| AIM |
Below are the records; collect from them each line containing the string "title".
++++
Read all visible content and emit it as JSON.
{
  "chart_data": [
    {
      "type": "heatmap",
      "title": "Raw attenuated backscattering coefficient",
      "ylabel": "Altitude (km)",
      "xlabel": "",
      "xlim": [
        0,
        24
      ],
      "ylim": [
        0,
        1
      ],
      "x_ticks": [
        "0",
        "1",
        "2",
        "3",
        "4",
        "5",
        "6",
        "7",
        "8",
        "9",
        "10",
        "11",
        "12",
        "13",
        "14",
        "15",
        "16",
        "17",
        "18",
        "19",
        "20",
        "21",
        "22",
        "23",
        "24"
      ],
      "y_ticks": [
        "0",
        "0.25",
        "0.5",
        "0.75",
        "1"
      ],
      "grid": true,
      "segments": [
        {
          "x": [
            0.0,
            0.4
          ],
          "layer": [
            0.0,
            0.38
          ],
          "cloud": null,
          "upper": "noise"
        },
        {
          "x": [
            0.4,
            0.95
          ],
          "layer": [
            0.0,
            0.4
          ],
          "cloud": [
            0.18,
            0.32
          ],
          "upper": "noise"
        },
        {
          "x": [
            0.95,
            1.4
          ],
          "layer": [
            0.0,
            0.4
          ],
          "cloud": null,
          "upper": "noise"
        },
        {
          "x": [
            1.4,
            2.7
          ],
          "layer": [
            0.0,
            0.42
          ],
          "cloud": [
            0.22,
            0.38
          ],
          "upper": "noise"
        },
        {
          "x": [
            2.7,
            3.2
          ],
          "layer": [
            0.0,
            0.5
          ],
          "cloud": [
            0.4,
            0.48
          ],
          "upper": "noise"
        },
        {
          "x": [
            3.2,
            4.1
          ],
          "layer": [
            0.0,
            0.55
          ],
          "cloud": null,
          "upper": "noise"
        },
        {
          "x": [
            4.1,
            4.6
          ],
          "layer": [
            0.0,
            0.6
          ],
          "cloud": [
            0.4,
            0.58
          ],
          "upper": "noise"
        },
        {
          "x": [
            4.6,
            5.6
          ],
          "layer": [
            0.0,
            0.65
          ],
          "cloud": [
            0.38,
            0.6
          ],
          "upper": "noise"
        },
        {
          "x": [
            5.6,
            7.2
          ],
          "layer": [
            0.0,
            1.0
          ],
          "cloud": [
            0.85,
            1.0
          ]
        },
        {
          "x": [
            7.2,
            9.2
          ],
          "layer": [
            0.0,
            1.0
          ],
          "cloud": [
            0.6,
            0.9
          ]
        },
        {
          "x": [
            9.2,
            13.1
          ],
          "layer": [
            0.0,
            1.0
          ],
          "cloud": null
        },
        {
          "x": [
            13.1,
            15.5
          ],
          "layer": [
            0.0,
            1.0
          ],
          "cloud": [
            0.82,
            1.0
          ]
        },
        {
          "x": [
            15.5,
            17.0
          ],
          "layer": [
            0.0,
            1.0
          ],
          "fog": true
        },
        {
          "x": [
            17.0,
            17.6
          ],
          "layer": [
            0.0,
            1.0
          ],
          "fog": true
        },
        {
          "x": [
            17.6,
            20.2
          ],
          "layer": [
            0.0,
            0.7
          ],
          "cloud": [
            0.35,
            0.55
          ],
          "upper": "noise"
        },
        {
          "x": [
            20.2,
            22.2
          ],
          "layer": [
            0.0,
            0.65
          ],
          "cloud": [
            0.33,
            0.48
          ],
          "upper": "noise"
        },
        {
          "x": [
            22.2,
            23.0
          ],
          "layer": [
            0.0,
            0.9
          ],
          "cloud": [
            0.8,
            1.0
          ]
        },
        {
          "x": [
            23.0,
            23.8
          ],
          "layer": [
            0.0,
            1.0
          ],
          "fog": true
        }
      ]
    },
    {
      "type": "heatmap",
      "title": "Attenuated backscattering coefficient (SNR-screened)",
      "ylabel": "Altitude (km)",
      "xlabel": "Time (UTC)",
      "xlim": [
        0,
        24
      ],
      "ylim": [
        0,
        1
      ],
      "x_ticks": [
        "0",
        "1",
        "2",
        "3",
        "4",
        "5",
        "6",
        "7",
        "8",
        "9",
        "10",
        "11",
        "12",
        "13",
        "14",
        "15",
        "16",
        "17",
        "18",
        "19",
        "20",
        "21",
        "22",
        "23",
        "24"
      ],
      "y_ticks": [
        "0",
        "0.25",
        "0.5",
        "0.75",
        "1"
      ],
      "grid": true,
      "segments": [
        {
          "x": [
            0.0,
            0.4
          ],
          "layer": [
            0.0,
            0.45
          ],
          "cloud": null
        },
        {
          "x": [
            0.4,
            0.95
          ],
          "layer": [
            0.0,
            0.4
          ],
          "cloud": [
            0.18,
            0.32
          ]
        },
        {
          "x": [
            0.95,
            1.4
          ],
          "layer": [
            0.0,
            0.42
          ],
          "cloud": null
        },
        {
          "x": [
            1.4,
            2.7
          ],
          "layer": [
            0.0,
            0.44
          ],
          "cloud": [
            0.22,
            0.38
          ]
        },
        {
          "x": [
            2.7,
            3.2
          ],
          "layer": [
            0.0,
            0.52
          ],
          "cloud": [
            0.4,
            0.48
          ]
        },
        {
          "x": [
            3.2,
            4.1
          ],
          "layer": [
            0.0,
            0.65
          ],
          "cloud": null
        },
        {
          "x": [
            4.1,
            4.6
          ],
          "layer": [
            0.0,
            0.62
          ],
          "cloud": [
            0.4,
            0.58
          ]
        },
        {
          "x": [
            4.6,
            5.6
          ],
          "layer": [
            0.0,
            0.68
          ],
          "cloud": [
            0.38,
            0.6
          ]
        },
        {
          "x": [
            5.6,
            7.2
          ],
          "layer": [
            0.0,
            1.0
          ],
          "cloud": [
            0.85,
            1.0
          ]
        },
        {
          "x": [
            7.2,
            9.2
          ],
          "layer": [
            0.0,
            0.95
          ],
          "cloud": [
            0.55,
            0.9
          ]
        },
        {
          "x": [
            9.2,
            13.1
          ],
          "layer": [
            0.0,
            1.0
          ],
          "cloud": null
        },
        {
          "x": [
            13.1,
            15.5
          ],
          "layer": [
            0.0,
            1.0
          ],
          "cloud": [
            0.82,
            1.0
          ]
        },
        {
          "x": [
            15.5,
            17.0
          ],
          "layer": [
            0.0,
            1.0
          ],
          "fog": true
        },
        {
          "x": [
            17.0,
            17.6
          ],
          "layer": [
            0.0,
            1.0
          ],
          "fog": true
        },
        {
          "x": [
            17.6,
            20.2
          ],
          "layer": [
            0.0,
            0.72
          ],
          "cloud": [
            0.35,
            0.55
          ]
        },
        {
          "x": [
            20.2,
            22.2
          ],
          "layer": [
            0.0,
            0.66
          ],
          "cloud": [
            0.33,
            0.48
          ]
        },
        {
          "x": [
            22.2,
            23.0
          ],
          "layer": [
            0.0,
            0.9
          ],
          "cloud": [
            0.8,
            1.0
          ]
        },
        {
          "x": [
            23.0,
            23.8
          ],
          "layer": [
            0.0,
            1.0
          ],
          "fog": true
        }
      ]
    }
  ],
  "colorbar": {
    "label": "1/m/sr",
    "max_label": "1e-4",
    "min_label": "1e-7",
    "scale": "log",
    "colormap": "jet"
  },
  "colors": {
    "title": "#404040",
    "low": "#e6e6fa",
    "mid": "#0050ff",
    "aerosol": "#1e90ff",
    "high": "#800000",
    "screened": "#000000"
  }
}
++++
| THE OUTPUT |
      "title": "Raw attenuated backscattering coefficient",
      "title": "Attenuated backscattering coefficient (SNR-screened)",
    "title": "#404040",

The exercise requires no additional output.